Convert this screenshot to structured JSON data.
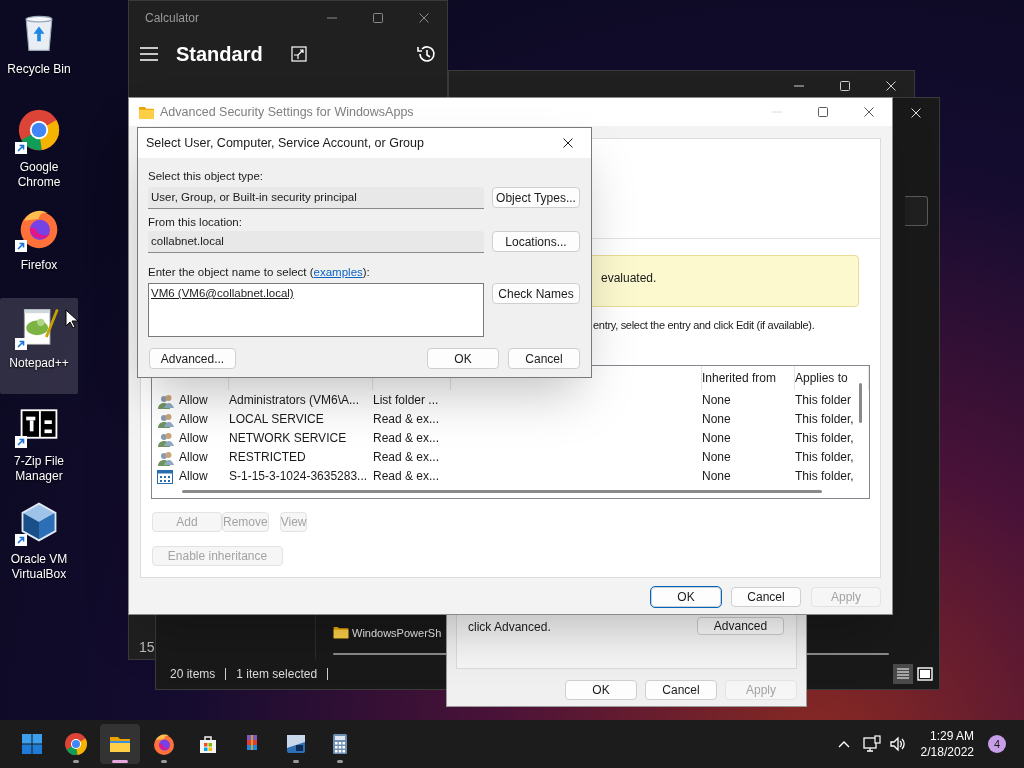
{
  "desktop_icons": [
    {
      "kind": "recycle",
      "label": "Recycle Bin",
      "shortcut": false,
      "selected": false
    },
    {
      "kind": "chrome",
      "label": "Google Chrome",
      "shortcut": true,
      "selected": false
    },
    {
      "kind": "firefox",
      "label": "Firefox",
      "shortcut": true,
      "selected": false
    },
    {
      "kind": "notepad",
      "label": "Notepad++",
      "shortcut": true,
      "selected": true
    },
    {
      "kind": "sevenzip",
      "label": "7-Zip File Manager",
      "shortcut": true,
      "selected": false
    },
    {
      "kind": "virtualbox",
      "label": "Oracle VM VirtualBox",
      "shortcut": true,
      "selected": false
    }
  ],
  "calculator": {
    "title": "Calculator",
    "mode": "Standard",
    "partial_text": "15"
  },
  "explorer": {
    "folder": "WindowsPowerSh",
    "status": [
      "20 items",
      "1 item selected"
    ]
  },
  "properties_dialog": {
    "text": "click Advanced.",
    "advanced_button": "Advanced",
    "buttons": [
      {
        "label": "OK",
        "disabled": false
      },
      {
        "label": "Cancel",
        "disabled": false
      },
      {
        "label": "Apply",
        "disabled": true
      }
    ]
  },
  "advanced_security": {
    "title": "Advanced Security Settings for WindowsApps",
    "notice": "evaluated.",
    "instruction": "entry, select the entry and click Edit (if available).",
    "table": {
      "columns": [
        "",
        "",
        "",
        "",
        "Inherited from",
        "Applies to"
      ],
      "rows": [
        {
          "kind": "group",
          "cells": [
            "Allow",
            "Administrators (VM6\\A...",
            "List folder ...",
            "",
            "None",
            "This folder"
          ]
        },
        {
          "kind": "group",
          "cells": [
            "Allow",
            "LOCAL SERVICE",
            "Read & ex...",
            "",
            "None",
            "This folder,"
          ]
        },
        {
          "kind": "group",
          "cells": [
            "Allow",
            "NETWORK SERVICE",
            "Read & ex...",
            "",
            "None",
            "This folder,"
          ]
        },
        {
          "kind": "group",
          "cells": [
            "Allow",
            "RESTRICTED",
            "Read & ex...",
            "",
            "None",
            "This folder,"
          ]
        },
        {
          "kind": "app",
          "cells": [
            "Allow",
            "S-1-15-3-1024-3635283...",
            "Read & ex...",
            "",
            "None",
            "This folder,"
          ]
        }
      ]
    },
    "action_buttons": [
      {
        "label": "Add",
        "disabled": true
      },
      {
        "label": "Remove",
        "disabled": true
      },
      {
        "label": "View",
        "disabled": true
      }
    ],
    "inheritance_button": {
      "label": "Enable inheritance",
      "disabled": true
    },
    "buttons": [
      {
        "label": "OK",
        "disabled": false,
        "default": true
      },
      {
        "label": "Cancel",
        "disabled": false,
        "default": false
      },
      {
        "label": "Apply",
        "disabled": true,
        "default": false
      }
    ]
  },
  "select_dialog": {
    "title": "Select User, Computer, Service Account, or Group",
    "object_type_label": "Select this object type:",
    "object_type": "User, Group, or Built-in security principal",
    "object_types_button": "Object Types...",
    "location_label": "From this location:",
    "location": "collabnet.local",
    "locations_button": "Locations...",
    "name_label_before": "Enter the object name to select (",
    "name_label_link": "examples",
    "name_label_after": "):",
    "name_value": "VM6 (VM6@collabnet.local)",
    "check_names_button": "Check Names",
    "buttons": [
      {
        "label": "Advanced...",
        "disabled": false
      },
      {
        "label": "OK",
        "disabled": false
      },
      {
        "label": "Cancel",
        "disabled": false
      }
    ]
  },
  "taskbar": {
    "apps": [
      {
        "kind": "start",
        "running": false,
        "active": false
      },
      {
        "kind": "chrome",
        "running": true,
        "active": false
      },
      {
        "kind": "explorer",
        "running": true,
        "active": true
      },
      {
        "kind": "firefox",
        "running": true,
        "active": false
      },
      {
        "kind": "store",
        "running": false,
        "active": false
      },
      {
        "kind": "winrar",
        "running": false,
        "active": false
      },
      {
        "kind": "tile",
        "running": true,
        "active": false
      },
      {
        "kind": "calculator",
        "running": true,
        "active": false
      }
    ],
    "time": "1:29 AM",
    "date": "2/18/2022",
    "notifications": "4"
  }
}
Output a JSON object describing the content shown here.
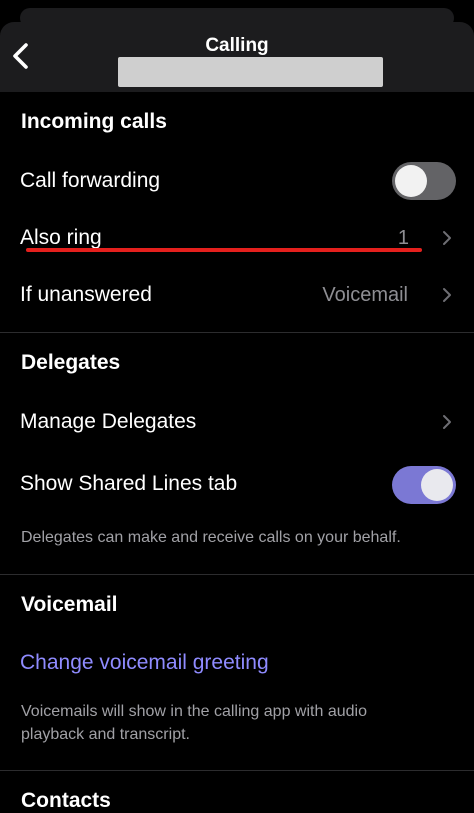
{
  "header": {
    "title": "Calling"
  },
  "incoming_calls": {
    "section_title": "Incoming calls",
    "call_forwarding": {
      "label": "Call forwarding",
      "enabled": false
    },
    "also_ring": {
      "label": "Also ring",
      "value": "1"
    },
    "if_unanswered": {
      "label": "If unanswered",
      "value": "Voicemail"
    }
  },
  "delegates": {
    "section_title": "Delegates",
    "manage": {
      "label": "Manage Delegates"
    },
    "shared_lines": {
      "label": "Show Shared Lines tab",
      "enabled": true
    },
    "note": "Delegates can make and receive calls on your behalf."
  },
  "voicemail": {
    "section_title": "Voicemail",
    "change_greeting": "Change voicemail greeting",
    "note_line1": "Voicemails will show in the calling app with audio",
    "note_line2": "playback and transcript."
  },
  "contacts": {
    "section_title": "Contacts"
  },
  "colors": {
    "accent": "#7b78d4",
    "link": "#8f8bff",
    "annotation": "#e5201d"
  },
  "icons": {
    "back": "chevron-left-icon",
    "disclosure": "chevron-right-icon"
  }
}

==================================================

[WHAT NEEDS TO BE DONE]:
From the material above, reproduce everything verbatim except the pictures.

[EXERCISE SOLUTION]:
Convert this screenshot to structured JSON data.
{
  "desktop_icons": [
    {
      "kind": "recycle",
      "label": "Recycle Bin",
      "shortcut": false,
      "selected": false
    },
    {
      "kind": "chrome",
      "label": "Google Chrome",
      "shortcut": true,
      "selected": false
    },
    {
      "kind": "firefox",
      "label": "Firefox",
      "shortcut": true,
      "selected": false
    },
    {
      "kind": "notepad",
      "label": "Notepad++",
      "shortcut": true,
      "selected": true
    },
    {
      "kind": "sevenzip",
      "label": "7-Zip File Manager",
      "shortcut": true,
      "selected": false
    },
    {
      "kind": "virtualbox",
      "label": "Oracle VM VirtualBox",
      "shortcut": true,
      "selected": false
    }
  ],
  "calculator": {
    "title": "Calculator",
    "mode": "Standard",
    "partial_text": "15"
  },
  "explorer": {
    "folder": "WindowsPowerSh",
    "status": [
      "20 items",
      "1 item selected"
    ]
  },
  "properties_dialog": {
    "text": "click Advanced.",
    "advanced_button": "Advanced",
    "buttons": [
      {
        "label": "OK",
        "disabled": false
      },
      {
        "label": "Cancel",
        "disabled": false
      },
      {
        "label": "Apply",
        "disabled": true
      }
    ]
  },
  "advanced_security": {
    "title": "Advanced Security Settings for WindowsApps",
    "notice": "evaluated.",
    "instruction": "entry, select the entry and click Edit (if available).",
    "table": {
      "columns": [
        "",
        "",
        "",
        "",
        "Inherited from",
        "Applies to"
      ],
      "rows": [
        {
          "kind": "group",
          "cells": [
            "Allow",
            "Administrators (VM6\\A...",
            "List folder ...",
            "",
            "None",
            "This folder"
          ]
        },
        {
          "kind": "group",
          "cells": [
            "Allow",
            "LOCAL SERVICE",
            "Read & ex...",
            "",
            "None",
            "This folder,"
          ]
        },
        {
          "kind": "group",
          "cells": [
            "Allow",
            "NETWORK SERVICE",
            "Read & ex...",
            "",
            "None",
            "This folder,"
          ]
        },
        {
          "kind": "group",
          "cells": [
            "Allow",
            "RESTRICTED",
            "Read & ex...",
            "",
            "None",
            "This folder,"
          ]
        },
        {
          "kind": "app",
          "cells": [
            "Allow",
            "S-1-15-3-1024-3635283...",
            "Read & ex...",
            "",
            "None",
            "This folder,"
          ]
        }
      ]
    },
    "action_buttons": [
      {
        "label": "Add",
        "disabled": true
      },
      {
        "label": "Remove",
        "disabled": true
      },
      {
        "label": "View",
        "disabled": true
      }
    ],
    "inheritance_button": {
      "label": "Enable inheritance",
      "disabled": true
    },
    "buttons": [
      {
        "label": "OK",
        "disabled": false,
        "default": true
      },
      {
        "label": "Cancel",
        "disabled": false,
        "default": false
      },
      {
        "label": "Apply",
        "disabled": true,
        "default": false
      }
    ]
  },
  "select_dialog": {
    "title": "Select User, Computer, Service Account, or Group",
    "object_type_label": "Select this object type:",
    "object_type": "User, Group, or Built-in security principal",
    "object_types_button": "Object Types...",
    "location_label": "From this location:",
    "location": "collabnet.local",
    "locations_button": "Locations...",
    "name_label_before": "Enter the object name to select (",
    "name_label_link": "examples",
    "name_label_after": "):",
    "name_value": "VM6 (VM6@collabnet.local)",
    "check_names_button": "Check Names",
    "buttons": [
      {
        "label": "Advanced...",
        "disabled": false
      },
      {
        "label": "OK",
        "disabled": false
      },
      {
        "label": "Cancel",
        "disabled": false
      }
    ]
  },
  "taskbar": {
    "apps": [
      {
        "kind": "start",
        "running": false,
        "active": false
      },
      {
        "kind": "chrome",
        "running": true,
        "active": false
      },
      {
        "kind": "explorer",
        "running": true,
        "active": true
      },
      {
        "kind": "firefox",
        "running": true,
        "active": false
      },
      {
        "kind": "store",
        "running": false,
        "active": false
      },
      {
        "kind": "winrar",
        "running": false,
        "active": false
      },
      {
        "kind": "tile",
        "running": true,
        "active": false
      },
      {
        "kind": "calculator",
        "running": true,
        "active": false
      }
    ],
    "time": "1:29 AM",
    "date": "2/18/2022",
    "notifications": "4"
  }
}
Output a JSON object describing the content shown here.
{
  "header": {
    "title": "Calling"
  },
  "incoming_calls": {
    "section_title": "Incoming calls",
    "call_forwarding": {
      "label": "Call forwarding",
      "enabled": false
    },
    "also_ring": {
      "label": "Also ring",
      "value": "1"
    },
    "if_unanswered": {
      "label": "If unanswered",
      "value": "Voicemail"
    }
  },
  "delegates": {
    "section_title": "Delegates",
    "manage": {
      "label": "Manage Delegates"
    },
    "shared_lines": {
      "label": "Show Shared Lines tab",
      "enabled": true
    },
    "note": "Delegates can make and receive calls on your behalf."
  },
  "voicemail": {
    "section_title": "Voicemail",
    "change_greeting": "Change voicemail greeting",
    "note_line1": "Voicemails will show in the calling app with audio",
    "note_line2": "playback and transcript."
  },
  "contacts": {
    "section_title": "Contacts"
  },
  "colors": {
    "accent": "#7b78d4",
    "link": "#8f8bff",
    "annotation": "#e5201d"
  },
  "icons": {
    "back": "chevron-left-icon",
    "disclosure": "chevron-right-icon"
  }
}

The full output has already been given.